_Work to be completed_. Select the lines below containing the word "контроллеров".

_Supplied records_.
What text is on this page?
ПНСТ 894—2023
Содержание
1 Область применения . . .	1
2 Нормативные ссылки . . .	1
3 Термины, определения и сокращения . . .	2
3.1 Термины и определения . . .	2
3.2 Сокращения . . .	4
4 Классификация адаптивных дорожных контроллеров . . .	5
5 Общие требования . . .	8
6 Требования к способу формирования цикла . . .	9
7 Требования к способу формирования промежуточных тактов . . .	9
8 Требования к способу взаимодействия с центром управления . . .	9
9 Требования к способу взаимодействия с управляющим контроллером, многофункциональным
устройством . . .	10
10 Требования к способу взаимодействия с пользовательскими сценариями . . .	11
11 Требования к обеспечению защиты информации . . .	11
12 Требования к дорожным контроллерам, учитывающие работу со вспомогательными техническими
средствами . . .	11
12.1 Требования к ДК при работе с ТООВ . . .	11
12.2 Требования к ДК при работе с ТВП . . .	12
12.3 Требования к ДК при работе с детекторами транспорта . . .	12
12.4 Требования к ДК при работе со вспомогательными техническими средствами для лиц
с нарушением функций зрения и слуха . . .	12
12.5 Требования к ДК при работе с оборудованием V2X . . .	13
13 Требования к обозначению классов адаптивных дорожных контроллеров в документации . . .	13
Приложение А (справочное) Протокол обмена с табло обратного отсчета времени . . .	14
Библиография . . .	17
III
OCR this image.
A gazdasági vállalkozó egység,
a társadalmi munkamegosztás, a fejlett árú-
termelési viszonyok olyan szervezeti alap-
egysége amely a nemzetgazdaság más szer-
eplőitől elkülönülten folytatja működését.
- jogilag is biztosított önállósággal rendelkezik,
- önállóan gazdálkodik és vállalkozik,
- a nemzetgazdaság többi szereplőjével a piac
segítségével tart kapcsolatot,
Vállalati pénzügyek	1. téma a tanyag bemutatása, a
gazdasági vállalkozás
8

_Solution to this exercise_.
4 Классификация адаптивных дорожных контроллеров . . .	5
13 Требования к обозначению классов адаптивных дорожных контроллеров в документации . . .	13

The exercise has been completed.